> _Provided material_
= = = = =

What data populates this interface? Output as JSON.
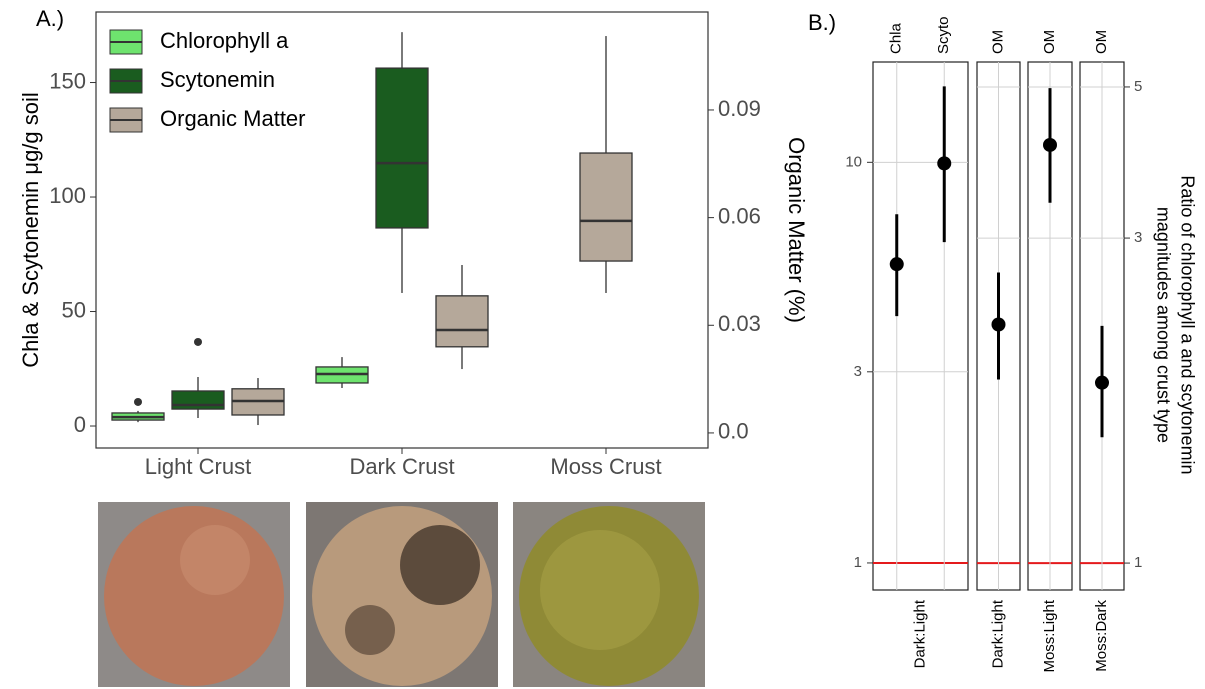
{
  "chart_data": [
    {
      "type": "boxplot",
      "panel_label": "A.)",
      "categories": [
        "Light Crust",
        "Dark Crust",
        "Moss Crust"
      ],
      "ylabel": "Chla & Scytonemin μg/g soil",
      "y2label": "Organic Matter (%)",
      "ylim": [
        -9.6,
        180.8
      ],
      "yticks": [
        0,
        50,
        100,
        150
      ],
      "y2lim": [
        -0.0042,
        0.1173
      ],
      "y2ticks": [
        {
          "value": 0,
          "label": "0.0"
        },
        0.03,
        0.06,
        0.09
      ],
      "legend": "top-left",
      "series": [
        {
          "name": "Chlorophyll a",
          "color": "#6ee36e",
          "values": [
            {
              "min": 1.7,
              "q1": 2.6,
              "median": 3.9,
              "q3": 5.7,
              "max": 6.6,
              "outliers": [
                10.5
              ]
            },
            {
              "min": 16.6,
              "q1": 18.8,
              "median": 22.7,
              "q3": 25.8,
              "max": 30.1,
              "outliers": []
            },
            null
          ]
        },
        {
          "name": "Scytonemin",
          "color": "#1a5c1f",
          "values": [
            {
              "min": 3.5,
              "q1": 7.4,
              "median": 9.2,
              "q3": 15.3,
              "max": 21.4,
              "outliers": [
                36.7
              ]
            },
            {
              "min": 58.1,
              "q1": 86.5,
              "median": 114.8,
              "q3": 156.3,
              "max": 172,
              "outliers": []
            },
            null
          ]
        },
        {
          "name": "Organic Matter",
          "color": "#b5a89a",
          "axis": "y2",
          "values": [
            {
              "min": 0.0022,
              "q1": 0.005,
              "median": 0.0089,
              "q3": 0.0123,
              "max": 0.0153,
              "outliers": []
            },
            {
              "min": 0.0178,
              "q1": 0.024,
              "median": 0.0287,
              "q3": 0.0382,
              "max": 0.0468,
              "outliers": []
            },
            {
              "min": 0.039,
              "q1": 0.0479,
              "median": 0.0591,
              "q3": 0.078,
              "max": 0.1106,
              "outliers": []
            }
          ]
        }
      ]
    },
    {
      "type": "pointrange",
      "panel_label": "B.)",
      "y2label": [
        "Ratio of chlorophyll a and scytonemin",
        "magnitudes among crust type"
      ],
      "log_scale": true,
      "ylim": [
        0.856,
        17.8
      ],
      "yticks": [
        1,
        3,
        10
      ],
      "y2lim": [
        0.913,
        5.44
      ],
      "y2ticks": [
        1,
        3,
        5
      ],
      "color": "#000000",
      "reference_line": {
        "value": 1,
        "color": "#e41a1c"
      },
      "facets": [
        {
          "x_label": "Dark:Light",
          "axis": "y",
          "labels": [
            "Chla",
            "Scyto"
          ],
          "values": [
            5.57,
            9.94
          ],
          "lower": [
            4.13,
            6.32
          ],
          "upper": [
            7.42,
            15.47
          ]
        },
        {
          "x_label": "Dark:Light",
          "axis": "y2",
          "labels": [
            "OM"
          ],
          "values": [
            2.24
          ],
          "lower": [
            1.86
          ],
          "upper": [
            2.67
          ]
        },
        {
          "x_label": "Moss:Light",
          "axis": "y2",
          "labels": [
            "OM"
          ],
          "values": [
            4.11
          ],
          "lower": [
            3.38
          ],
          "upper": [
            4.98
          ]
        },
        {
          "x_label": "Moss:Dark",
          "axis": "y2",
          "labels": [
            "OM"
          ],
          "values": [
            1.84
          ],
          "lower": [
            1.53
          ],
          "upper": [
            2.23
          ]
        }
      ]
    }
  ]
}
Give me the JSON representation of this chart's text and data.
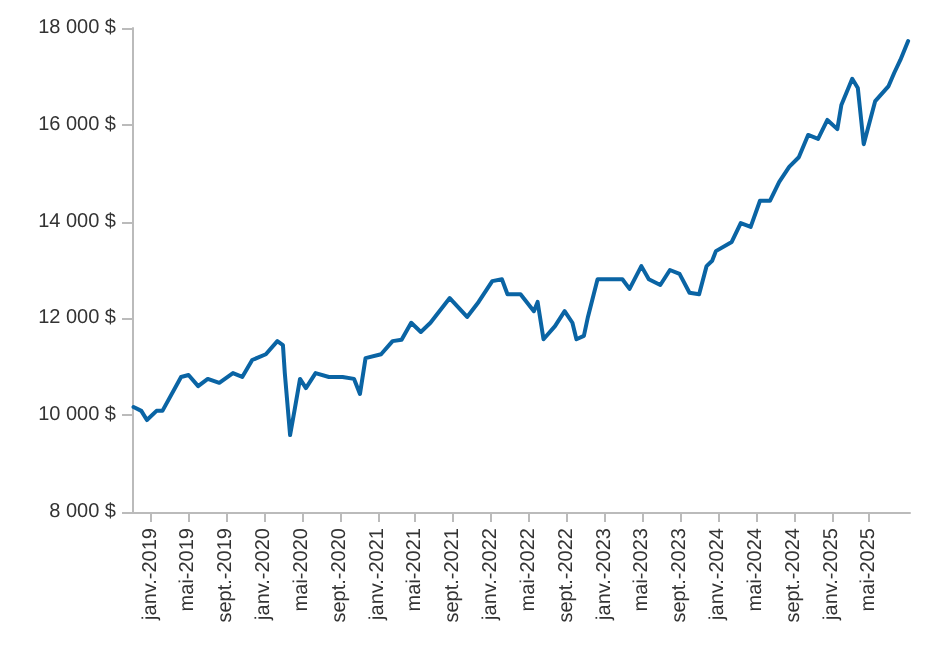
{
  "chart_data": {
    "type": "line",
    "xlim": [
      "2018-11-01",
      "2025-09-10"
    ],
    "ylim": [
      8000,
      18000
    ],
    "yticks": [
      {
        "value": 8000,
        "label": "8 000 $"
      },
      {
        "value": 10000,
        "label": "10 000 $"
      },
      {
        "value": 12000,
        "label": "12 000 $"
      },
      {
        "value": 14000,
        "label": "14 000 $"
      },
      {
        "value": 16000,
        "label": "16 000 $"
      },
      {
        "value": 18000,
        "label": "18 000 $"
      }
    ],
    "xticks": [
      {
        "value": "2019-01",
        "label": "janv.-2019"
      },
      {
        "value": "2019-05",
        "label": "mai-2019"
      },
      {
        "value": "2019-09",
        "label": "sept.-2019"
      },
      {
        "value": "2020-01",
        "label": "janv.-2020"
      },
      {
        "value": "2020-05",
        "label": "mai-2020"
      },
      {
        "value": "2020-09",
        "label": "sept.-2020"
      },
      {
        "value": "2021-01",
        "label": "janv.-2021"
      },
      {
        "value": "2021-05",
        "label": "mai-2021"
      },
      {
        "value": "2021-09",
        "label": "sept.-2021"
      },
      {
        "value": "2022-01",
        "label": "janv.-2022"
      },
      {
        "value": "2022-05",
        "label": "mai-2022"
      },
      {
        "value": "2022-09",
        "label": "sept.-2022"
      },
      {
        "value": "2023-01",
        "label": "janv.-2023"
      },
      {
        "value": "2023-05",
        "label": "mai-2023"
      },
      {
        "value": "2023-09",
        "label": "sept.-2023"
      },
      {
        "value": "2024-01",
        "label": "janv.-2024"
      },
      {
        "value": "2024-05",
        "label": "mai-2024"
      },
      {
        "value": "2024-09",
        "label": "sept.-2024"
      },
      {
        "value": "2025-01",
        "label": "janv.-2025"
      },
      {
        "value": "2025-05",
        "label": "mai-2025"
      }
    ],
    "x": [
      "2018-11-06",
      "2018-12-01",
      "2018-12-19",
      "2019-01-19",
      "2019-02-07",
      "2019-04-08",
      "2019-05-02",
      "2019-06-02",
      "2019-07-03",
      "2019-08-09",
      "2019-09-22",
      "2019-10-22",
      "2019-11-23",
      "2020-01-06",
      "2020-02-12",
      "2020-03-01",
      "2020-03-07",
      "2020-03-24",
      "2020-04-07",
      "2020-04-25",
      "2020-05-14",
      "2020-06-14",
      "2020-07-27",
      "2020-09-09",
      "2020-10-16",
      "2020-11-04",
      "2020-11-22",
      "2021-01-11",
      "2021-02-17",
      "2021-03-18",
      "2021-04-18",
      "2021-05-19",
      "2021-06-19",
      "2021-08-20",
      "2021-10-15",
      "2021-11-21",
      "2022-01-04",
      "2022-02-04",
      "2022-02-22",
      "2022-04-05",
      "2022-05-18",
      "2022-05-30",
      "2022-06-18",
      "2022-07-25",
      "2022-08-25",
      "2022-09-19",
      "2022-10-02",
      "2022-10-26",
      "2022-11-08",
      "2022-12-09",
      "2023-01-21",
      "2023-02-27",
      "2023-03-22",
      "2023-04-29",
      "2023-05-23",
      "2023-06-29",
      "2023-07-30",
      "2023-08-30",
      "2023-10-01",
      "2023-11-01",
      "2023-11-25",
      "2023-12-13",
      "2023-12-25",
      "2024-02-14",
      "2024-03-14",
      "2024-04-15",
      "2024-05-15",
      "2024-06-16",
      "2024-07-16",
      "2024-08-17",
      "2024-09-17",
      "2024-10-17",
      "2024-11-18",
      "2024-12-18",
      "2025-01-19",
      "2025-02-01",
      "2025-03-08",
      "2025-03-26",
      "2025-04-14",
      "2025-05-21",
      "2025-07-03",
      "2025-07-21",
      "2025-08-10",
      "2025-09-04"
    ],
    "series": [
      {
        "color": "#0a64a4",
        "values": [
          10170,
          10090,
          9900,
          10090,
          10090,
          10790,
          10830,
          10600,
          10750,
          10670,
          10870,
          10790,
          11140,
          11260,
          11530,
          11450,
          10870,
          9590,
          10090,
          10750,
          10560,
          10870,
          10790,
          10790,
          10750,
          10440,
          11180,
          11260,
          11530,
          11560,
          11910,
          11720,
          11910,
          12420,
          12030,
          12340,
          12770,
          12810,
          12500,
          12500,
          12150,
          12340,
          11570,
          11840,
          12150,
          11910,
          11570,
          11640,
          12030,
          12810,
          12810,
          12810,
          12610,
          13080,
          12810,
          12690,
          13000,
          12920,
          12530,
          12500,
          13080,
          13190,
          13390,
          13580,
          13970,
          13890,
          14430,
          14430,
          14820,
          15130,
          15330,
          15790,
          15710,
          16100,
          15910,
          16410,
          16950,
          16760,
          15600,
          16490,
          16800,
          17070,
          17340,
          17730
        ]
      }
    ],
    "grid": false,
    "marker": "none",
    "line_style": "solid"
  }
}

= = = = =

Identify the lines in the entries above that contain "Light", then copy them out.

        "Light Crust",
          "x_label": "Dark:Light",
          "x_label": "Dark:Light",
          "x_label": "Moss:Light",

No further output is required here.